* BEGIN Record excerpts *

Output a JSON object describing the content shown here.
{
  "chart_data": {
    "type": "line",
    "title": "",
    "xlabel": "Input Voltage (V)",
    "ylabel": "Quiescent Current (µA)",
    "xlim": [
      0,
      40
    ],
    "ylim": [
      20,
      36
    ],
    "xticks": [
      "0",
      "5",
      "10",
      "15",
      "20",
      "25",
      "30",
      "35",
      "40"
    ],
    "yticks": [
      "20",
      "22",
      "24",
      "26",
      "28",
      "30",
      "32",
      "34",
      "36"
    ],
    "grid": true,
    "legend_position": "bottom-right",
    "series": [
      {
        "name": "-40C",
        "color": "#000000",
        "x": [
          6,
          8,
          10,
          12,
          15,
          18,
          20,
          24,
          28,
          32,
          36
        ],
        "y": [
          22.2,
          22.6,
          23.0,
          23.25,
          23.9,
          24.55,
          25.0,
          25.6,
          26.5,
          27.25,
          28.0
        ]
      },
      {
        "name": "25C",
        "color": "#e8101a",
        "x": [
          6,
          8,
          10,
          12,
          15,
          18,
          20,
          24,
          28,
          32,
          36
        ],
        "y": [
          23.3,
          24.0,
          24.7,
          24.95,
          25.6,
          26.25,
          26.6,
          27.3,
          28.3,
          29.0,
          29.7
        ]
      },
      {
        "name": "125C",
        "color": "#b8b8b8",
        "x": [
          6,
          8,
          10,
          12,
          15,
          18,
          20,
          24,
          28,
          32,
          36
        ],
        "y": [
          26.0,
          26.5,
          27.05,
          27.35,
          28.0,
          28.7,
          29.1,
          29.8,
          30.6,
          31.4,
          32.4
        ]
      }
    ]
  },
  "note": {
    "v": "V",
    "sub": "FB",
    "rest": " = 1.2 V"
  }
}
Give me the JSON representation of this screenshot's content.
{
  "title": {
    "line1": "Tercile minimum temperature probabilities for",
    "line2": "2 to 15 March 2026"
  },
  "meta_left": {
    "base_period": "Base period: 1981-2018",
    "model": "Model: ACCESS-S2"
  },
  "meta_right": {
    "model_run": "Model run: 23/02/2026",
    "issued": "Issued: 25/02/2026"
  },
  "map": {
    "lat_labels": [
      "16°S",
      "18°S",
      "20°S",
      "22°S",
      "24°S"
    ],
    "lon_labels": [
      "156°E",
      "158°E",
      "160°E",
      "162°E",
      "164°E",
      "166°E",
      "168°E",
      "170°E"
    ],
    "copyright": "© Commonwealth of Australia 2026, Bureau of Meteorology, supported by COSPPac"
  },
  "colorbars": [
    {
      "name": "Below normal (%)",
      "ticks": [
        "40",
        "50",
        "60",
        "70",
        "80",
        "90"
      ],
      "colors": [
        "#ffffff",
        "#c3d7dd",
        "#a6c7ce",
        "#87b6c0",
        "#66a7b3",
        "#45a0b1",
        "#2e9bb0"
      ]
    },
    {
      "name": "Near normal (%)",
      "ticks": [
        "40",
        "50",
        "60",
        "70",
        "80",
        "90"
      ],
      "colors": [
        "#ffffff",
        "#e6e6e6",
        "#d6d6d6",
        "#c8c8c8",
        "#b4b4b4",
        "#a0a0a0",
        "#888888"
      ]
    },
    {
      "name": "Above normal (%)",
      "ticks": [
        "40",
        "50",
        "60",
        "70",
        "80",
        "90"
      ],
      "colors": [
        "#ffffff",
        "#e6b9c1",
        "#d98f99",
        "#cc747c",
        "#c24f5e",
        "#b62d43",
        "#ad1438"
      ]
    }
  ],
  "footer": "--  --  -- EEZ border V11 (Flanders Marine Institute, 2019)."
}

* END Record excerpts *

## Work to complete
All of the entries above need to be reproduced exactly.

## Solution to this problem
Output a JSON object describing the content shown here.
{
  "chart_data": {
    "type": "line",
    "title": "",
    "xlabel": "Input Voltage (V)",
    "ylabel": "Quiescent Current (µA)",
    "xlim": [
      0,
      40
    ],
    "ylim": [
      20,
      36
    ],
    "xticks": [
      "0",
      "5",
      "10",
      "15",
      "20",
      "25",
      "30",
      "35",
      "40"
    ],
    "yticks": [
      "20",
      "22",
      "24",
      "26",
      "28",
      "30",
      "32",
      "34",
      "36"
    ],
    "grid": true,
    "legend_position": "bottom-right",
    "series": [
      {
        "name": "-40C",
        "color": "#000000",
        "x": [
          6,
          8,
          10,
          12,
          15,
          18,
          20,
          24,
          28,
          32,
          36
        ],
        "y": [
          22.2,
          22.6,
          23.0,
          23.25,
          23.9,
          24.55,
          25.0,
          25.6,
          26.5,
          27.25,
          28.0
        ]
      },
      {
        "name": "25C",
        "color": "#e8101a",
        "x": [
          6,
          8,
          10,
          12,
          15,
          18,
          20,
          24,
          28,
          32,
          36
        ],
        "y": [
          23.3,
          24.0,
          24.7,
          24.95,
          25.6,
          26.25,
          26.6,
          27.3,
          28.3,
          29.0,
          29.7
        ]
      },
      {
        "name": "125C",
        "color": "#b8b8b8",
        "x": [
          6,
          8,
          10,
          12,
          15,
          18,
          20,
          24,
          28,
          32,
          36
        ],
        "y": [
          26.0,
          26.5,
          27.05,
          27.35,
          28.0,
          28.7,
          29.1,
          29.8,
          30.6,
          31.4,
          32.4
        ]
      }
    ]
  },
  "note": {
    "v": "V",
    "sub": "FB",
    "rest": " = 1.2 V"
  }
}
Give me the JSON representation of this screenshot's content.
{
  "title": {
    "line1": "Tercile minimum temperature probabilities for",
    "line2": "2 to 15 March 2026"
  },
  "meta_left": {
    "base_period": "Base period: 1981-2018",
    "model": "Model: ACCESS-S2"
  },
  "meta_right": {
    "model_run": "Model run: 23/02/2026",
    "issued": "Issued: 25/02/2026"
  },
  "map": {
    "lat_labels": [
      "16°S",
      "18°S",
      "20°S",
      "22°S",
      "24°S"
    ],
    "lon_labels": [
      "156°E",
      "158°E",
      "160°E",
      "162°E",
      "164°E",
      "166°E",
      "168°E",
      "170°E"
    ],
    "copyright": "© Commonwealth of Australia 2026, Bureau of Meteorology, supported by COSPPac"
  },
  "colorbars": [
    {
      "name": "Below normal (%)",
      "ticks": [
        "40",
        "50",
        "60",
        "70",
        "80",
        "90"
      ],
      "colors": [
        "#ffffff",
        "#c3d7dd",
        "#a6c7ce",
        "#87b6c0",
        "#66a7b3",
        "#45a0b1",
        "#2e9bb0"
      ]
    },
    {
      "name": "Near normal (%)",
      "ticks": [
        "40",
        "50",
        "60",
        "70",
        "80",
        "90"
      ],
      "colors": [
        "#ffffff",
        "#e6e6e6",
        "#d6d6d6",
        "#c8c8c8",
        "#b4b4b4",
        "#a0a0a0",
        "#888888"
      ]
    },
    {
      "name": "Above normal (%)",
      "ticks": [
        "40",
        "50",
        "60",
        "70",
        "80",
        "90"
      ],
      "colors": [
        "#ffffff",
        "#e6b9c1",
        "#d98f99",
        "#cc747c",
        "#c24f5e",
        "#b62d43",
        "#ad1438"
      ]
    }
  ],
  "footer": "--  --  -- EEZ border V11 (Flanders Marine Institute, 2019)."
}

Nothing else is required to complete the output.